Information supplied.
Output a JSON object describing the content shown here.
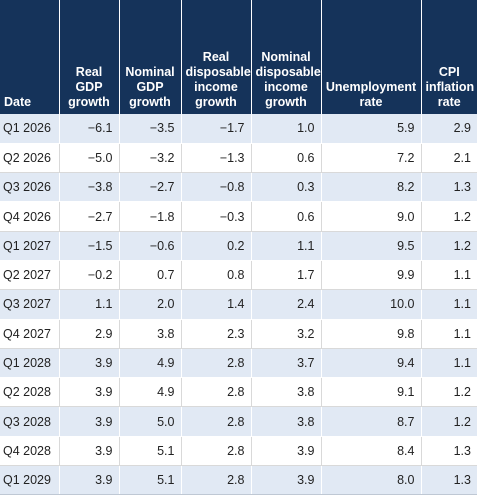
{
  "table": {
    "headers": [
      "Date",
      "Real GDP growth",
      "Nominal GDP growth",
      "Real disposable income growth",
      "Nominal disposable income growth",
      "Unemployment rate",
      "CPI inflation rate"
    ],
    "rows": [
      [
        "Q1 2026",
        "−6.1",
        "−3.5",
        "−1.7",
        "1.0",
        "5.9",
        "2.9"
      ],
      [
        "Q2 2026",
        "−5.0",
        "−3.2",
        "−1.3",
        "0.6",
        "7.2",
        "2.1"
      ],
      [
        "Q3 2026",
        "−3.8",
        "−2.7",
        "−0.8",
        "0.3",
        "8.2",
        "1.3"
      ],
      [
        "Q4 2026",
        "−2.7",
        "−1.8",
        "−0.3",
        "0.6",
        "9.0",
        "1.2"
      ],
      [
        "Q1 2027",
        "−1.5",
        "−0.6",
        "0.2",
        "1.1",
        "9.5",
        "1.2"
      ],
      [
        "Q2 2027",
        "−0.2",
        "0.7",
        "0.8",
        "1.7",
        "9.9",
        "1.1"
      ],
      [
        "Q3 2027",
        "1.1",
        "2.0",
        "1.4",
        "2.4",
        "10.0",
        "1.1"
      ],
      [
        "Q4 2027",
        "2.9",
        "3.8",
        "2.3",
        "3.2",
        "9.8",
        "1.1"
      ],
      [
        "Q1 2028",
        "3.9",
        "4.9",
        "2.8",
        "3.7",
        "9.4",
        "1.1"
      ],
      [
        "Q2 2028",
        "3.9",
        "4.9",
        "2.8",
        "3.8",
        "9.1",
        "1.2"
      ],
      [
        "Q3 2028",
        "3.9",
        "5.0",
        "2.8",
        "3.8",
        "8.7",
        "1.2"
      ],
      [
        "Q4 2028",
        "3.9",
        "5.1",
        "2.8",
        "3.9",
        "8.4",
        "1.3"
      ],
      [
        "Q1 2029",
        "3.9",
        "5.1",
        "2.8",
        "3.9",
        "8.0",
        "1.3"
      ]
    ]
  }
}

What to do. Go through the material above and copy each line that has the word "growth".

Solution for this task.
      "Real GDP growth",
      "Nominal GDP growth",
      "Real disposable income growth",
      "Nominal disposable income growth",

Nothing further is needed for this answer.